Search the listing for the string "higher" and copy every line that contains it.
[start of DATA SECTION]
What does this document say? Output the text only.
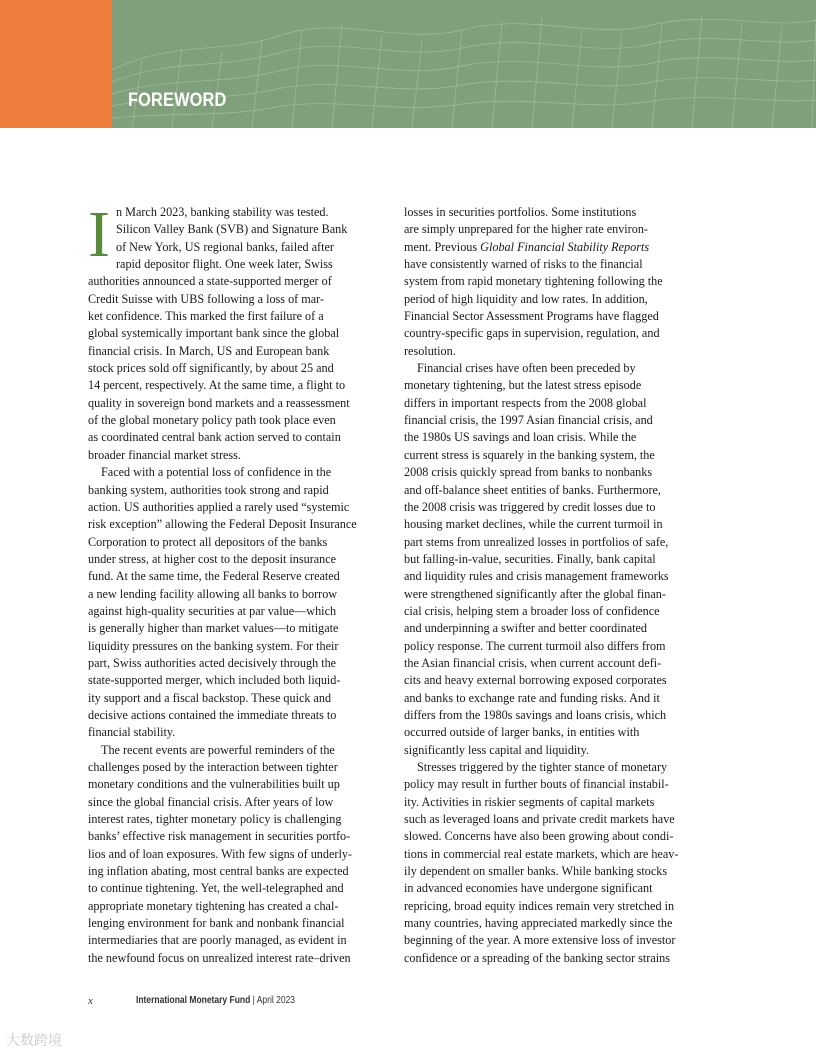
FOREWORD

I n March 2023, banking stability was tested.
Silicon Valley Bank (SVB) and Signature Bank
of New York, US regional banks, failed after
rapid depositor flight. One week later, Swiss
authorities announced a state-supported merger of
Credit Suisse with UBS following a loss of mar-
ket confidence. This marked the first failure of a
global systemically important bank since the global
financial crisis. In March, US and European bank
stock prices sold off significantly, by about 25 and
14 percent, respectively. At the same time, a flight to
quality in sovereign bond markets and a reassessment
of the global monetary policy path took place even
as coordinated central bank action served to contain
broader financial market stress.

Faced with a potential loss of confidence in the
banking system, authorities took strong and rapid
action. US authorities applied a rarely used “systemic
risk exception” allowing the Federal Deposit Insurance
Corporation to protect all depositors of the banks
under stress, at higher cost to the deposit insurance
fund. At the same time, the Federal Reserve created
a new lending facility allowing all banks to borrow
against high-quality securities at par value—which
is generally higher than market values—to mitigate
liquidity pressures on the banking system. For their
part, Swiss authorities acted decisively through the
state-supported merger, which included both liquid-
ity support and a fiscal backstop. These quick and
decisive actions contained the immediate threats to
financial stability.

The recent events are powerful reminders of the
challenges posed by the interaction between tighter
monetary conditions and the vulnerabilities built up
since the global financial crisis. After years of low
interest rates, tighter monetary policy is challenging
banks’ effective risk management in securities portfo-
lios and of loan exposures. With few signs of underly-
ing inflation abating, most central banks are expected
to continue tightening. Yet, the well-telegraphed and
appropriate monetary tightening has created a chal-
lenging environment for bank and nonbank financial
intermediaries that are poorly managed, as evident in
the newfound focus on unrealized interest rate–driven

losses in securities portfolios. Some institutions
are simply unprepared for the higher rate environ-
ment. Previous Global Financial Stability Reports
have consistently warned of risks to the financial
system from rapid monetary tightening following the
period of high liquidity and low rates. In addition,
Financial Sector Assessment Programs have flagged
country-specific gaps in supervision, regulation, and
resolution.

Financial crises have often been preceded by
monetary tightening, but the latest stress episode
differs in important respects from the 2008 global
financial crisis, the 1997 Asian financial crisis, and
the 1980s US savings and loan crisis. While the
current stress is squarely in the banking system, the
2008 crisis quickly spread from banks to nonbanks
and off-balance sheet entities of banks. Furthermore,
the 2008 crisis was triggered by credit losses due to
housing market declines, while the current turmoil in
part stems from unrealized losses in portfolios of safe,
but falling-in-value, securities. Finally, bank capital
and liquidity rules and crisis management frameworks
were strengthened significantly after the global finan-
cial crisis, helping stem a broader loss of confidence
and underpinning a swifter and better coordinated
policy response. The current turmoil also differs from
the Asian financial crisis, when current account defi-
cits and heavy external borrowing exposed corporates
and banks to exchange rate and funding risks. And it
differs from the 1980s savings and loans crisis, which
occurred outside of larger banks, in entities with
significantly less capital and liquidity.

Stresses triggered by the tighter stance of monetary
policy may result in further bouts of financial instabil-
ity. Activities in riskier segments of capital markets
such as leveraged loans and private credit markets have
slowed. Concerns have also been growing about condi-
tions in commercial real estate markets, which are heav-
ily dependent on smaller banks. While banking stocks
in advanced economies have undergone significant
repricing, broad equity indices remain very stretched in
many countries, having appreciated markedly since the
beginning of the year. A more extensive loss of investor
confidence or a spreading of the banking sector strains

x	International Monetary Fund | April 2023
大数跨境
[end of DATA SECTION]
◆ SOLUTION TO THIS TASK ◆
under stress, at higher cost to the deposit insurance
is generally higher than market values—to mitigate
are simply unprepared for the higher rate environ-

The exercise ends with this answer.